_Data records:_

---*---

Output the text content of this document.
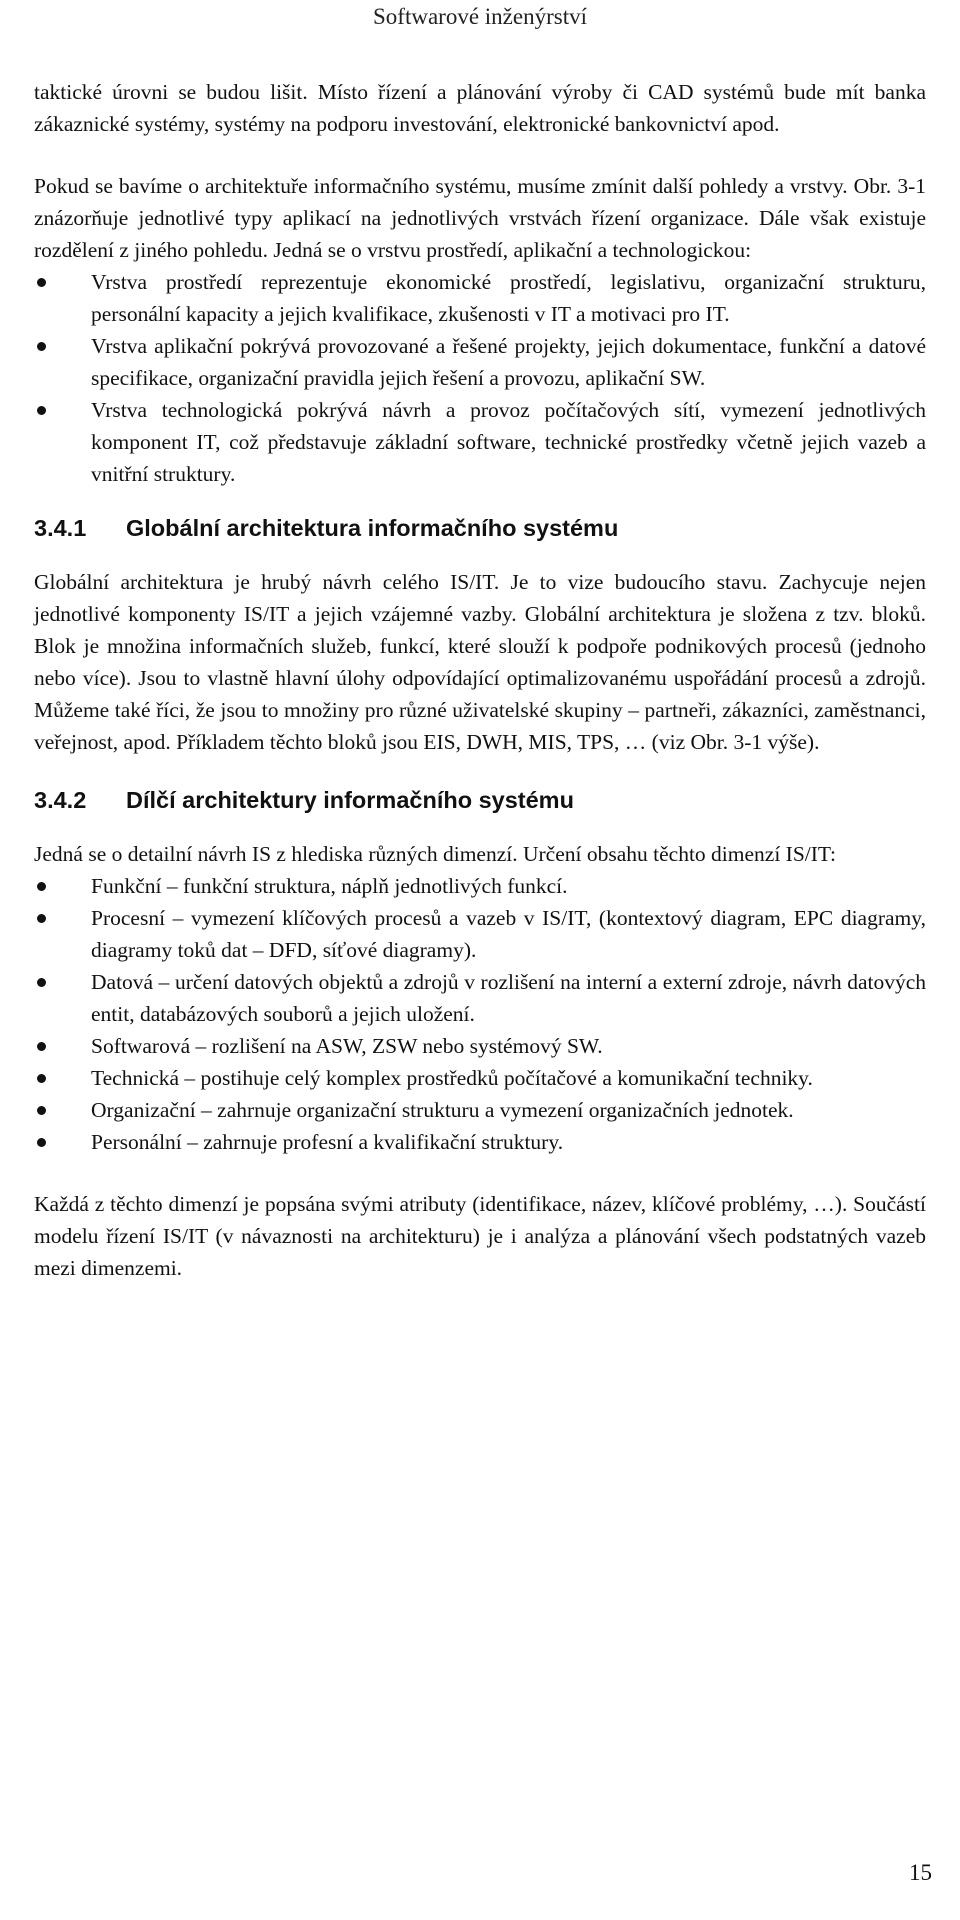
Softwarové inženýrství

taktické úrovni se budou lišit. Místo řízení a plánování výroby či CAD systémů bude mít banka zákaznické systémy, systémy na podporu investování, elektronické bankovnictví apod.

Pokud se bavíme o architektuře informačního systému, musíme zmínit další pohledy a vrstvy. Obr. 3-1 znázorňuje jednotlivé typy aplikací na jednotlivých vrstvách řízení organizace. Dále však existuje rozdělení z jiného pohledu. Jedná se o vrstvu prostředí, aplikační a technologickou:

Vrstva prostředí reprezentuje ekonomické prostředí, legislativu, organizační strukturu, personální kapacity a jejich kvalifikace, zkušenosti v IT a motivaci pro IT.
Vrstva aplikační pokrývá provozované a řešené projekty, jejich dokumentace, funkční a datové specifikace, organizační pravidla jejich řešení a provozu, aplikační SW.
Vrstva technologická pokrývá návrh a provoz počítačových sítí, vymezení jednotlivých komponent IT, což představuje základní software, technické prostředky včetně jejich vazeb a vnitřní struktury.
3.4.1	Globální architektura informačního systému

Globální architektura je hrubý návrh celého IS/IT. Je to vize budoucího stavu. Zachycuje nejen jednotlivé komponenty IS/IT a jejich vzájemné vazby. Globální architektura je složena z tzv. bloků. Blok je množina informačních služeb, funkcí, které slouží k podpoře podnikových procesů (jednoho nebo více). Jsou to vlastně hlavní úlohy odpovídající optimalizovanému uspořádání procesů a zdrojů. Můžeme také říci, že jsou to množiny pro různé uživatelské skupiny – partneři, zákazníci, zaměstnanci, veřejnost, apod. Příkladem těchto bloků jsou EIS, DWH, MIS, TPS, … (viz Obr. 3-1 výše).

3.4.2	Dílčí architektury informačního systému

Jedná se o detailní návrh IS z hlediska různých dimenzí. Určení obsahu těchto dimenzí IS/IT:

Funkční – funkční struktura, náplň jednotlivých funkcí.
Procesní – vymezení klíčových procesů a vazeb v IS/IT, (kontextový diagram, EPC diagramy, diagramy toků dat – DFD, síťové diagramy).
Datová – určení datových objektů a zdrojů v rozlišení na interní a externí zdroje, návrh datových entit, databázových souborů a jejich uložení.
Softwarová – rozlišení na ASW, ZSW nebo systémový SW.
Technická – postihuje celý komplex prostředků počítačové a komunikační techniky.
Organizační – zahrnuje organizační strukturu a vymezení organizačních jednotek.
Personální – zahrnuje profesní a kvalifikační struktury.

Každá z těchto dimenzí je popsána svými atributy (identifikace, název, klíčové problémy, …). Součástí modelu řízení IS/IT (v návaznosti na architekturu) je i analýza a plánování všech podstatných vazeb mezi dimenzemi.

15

---*---

_Exercise details:_ The data above needs to be retyped exactly, with the images left out.

_Response to the exercise:_
Output the text content of this document.
Softwarové inženýrství

taktické úrovni se budou lišit. Místo řízení a plánování výroby či CAD systémů bude mít banka zákaznické systémy, systémy na podporu investování, elektronické bankovnictví apod.

Pokud se bavíme o architektuře informačního systému, musíme zmínit další pohledy a vrstvy. Obr. 3-1 znázorňuje jednotlivé typy aplikací na jednotlivých vrstvách řízení organizace. Dále však existuje rozdělení z jiného pohledu. Jedná se o vrstvu prostředí, aplikační a technologickou:

Vrstva prostředí reprezentuje ekonomické prostředí, legislativu, organizační strukturu, personální kapacity a jejich kvalifikace, zkušenosti v IT a motivaci pro IT.
Vrstva aplikační pokrývá provozované a řešené projekty, jejich dokumentace, funkční a datové specifikace, organizační pravidla jejich řešení a provozu, aplikační SW.
Vrstva technologická pokrývá návrh a provoz počítačových sítí, vymezení jednotlivých komponent IT, což představuje základní software, technické prostředky včetně jejich vazeb a vnitřní struktury.
3.4.1	Globální architektura informačního systému

Globální architektura je hrubý návrh celého IS/IT. Je to vize budoucího stavu. Zachycuje nejen jednotlivé komponenty IS/IT a jejich vzájemné vazby. Globální architektura je složena z tzv. bloků. Blok je množina informačních služeb, funkcí, které slouží k podpoře podnikových procesů (jednoho nebo více). Jsou to vlastně hlavní úlohy odpovídající optimalizovanému uspořádání procesů a zdrojů. Můžeme také říci, že jsou to množiny pro různé uživatelské skupiny – partneři, zákazníci, zaměstnanci, veřejnost, apod. Příkladem těchto bloků jsou EIS, DWH, MIS, TPS, … (viz Obr. 3-1 výše).

3.4.2	Dílčí architektury informačního systému

Jedná se o detailní návrh IS z hlediska různých dimenzí. Určení obsahu těchto dimenzí IS/IT:

Funkční – funkční struktura, náplň jednotlivých funkcí.
Procesní – vymezení klíčových procesů a vazeb v IS/IT, (kontextový diagram, EPC diagramy, diagramy toků dat – DFD, síťové diagramy).
Datová – určení datových objektů a zdrojů v rozlišení na interní a externí zdroje, návrh datových entit, databázových souborů a jejich uložení.
Softwarová – rozlišení na ASW, ZSW nebo systémový SW.
Technická – postihuje celý komplex prostředků počítačové a komunikační techniky.
Organizační – zahrnuje organizační strukturu a vymezení organizačních jednotek.
Personální – zahrnuje profesní a kvalifikační struktury.

Každá z těchto dimenzí je popsána svými atributy (identifikace, název, klíčové problémy, …). Součástí modelu řízení IS/IT (v návaznosti na architekturu) je i analýza a plánování všech podstatných vazeb mezi dimenzemi.

15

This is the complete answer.